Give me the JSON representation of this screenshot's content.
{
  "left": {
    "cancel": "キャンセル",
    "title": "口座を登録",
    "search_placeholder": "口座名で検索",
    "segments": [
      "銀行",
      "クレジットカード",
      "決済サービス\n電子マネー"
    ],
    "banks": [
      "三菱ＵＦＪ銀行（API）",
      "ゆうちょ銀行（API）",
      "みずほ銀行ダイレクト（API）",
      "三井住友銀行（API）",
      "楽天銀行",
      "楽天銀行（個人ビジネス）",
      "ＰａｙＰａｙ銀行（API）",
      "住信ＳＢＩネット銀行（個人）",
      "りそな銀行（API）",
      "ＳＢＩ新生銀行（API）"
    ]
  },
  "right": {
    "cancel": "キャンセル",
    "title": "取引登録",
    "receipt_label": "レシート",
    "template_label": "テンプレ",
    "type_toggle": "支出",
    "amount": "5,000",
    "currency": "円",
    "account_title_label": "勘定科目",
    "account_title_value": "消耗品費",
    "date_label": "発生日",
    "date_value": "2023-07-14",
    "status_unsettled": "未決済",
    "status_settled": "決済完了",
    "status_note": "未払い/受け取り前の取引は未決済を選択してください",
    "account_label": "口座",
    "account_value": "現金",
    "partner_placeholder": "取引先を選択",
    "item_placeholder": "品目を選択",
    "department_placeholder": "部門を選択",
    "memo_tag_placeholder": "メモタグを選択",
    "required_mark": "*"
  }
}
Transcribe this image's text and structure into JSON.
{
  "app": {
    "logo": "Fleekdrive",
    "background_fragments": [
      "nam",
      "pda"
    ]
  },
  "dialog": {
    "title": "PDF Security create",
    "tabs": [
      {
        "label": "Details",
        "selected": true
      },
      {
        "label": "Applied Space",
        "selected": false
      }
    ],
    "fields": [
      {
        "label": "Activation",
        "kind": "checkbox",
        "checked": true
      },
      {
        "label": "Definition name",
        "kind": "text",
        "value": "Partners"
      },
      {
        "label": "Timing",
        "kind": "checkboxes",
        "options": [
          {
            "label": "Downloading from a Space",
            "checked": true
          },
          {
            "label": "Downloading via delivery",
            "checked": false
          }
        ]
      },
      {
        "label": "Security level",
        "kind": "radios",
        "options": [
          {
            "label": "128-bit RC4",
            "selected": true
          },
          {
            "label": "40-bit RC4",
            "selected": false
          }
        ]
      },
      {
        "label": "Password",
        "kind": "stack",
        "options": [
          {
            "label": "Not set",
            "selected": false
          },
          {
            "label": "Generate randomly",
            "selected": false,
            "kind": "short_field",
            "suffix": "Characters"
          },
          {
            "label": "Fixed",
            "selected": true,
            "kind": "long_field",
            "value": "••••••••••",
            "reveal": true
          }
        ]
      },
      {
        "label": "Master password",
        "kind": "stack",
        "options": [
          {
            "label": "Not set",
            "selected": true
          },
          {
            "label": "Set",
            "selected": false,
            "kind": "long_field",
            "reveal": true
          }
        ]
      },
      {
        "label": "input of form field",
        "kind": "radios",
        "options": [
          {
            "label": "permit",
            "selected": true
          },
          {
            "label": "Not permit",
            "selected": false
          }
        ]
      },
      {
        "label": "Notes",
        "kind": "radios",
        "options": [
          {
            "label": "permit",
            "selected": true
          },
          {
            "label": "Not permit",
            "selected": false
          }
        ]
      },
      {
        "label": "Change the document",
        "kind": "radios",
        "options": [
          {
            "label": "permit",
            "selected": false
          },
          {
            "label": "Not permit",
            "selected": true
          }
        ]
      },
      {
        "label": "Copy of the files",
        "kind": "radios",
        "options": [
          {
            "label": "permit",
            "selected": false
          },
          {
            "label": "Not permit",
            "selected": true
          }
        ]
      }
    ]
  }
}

(What is needed):
Find each line in the records holding the string "JSON" and show it.

(Task answer):
Give me the JSON representation of this screenshot's content.
Transcribe this image's text and structure into JSON.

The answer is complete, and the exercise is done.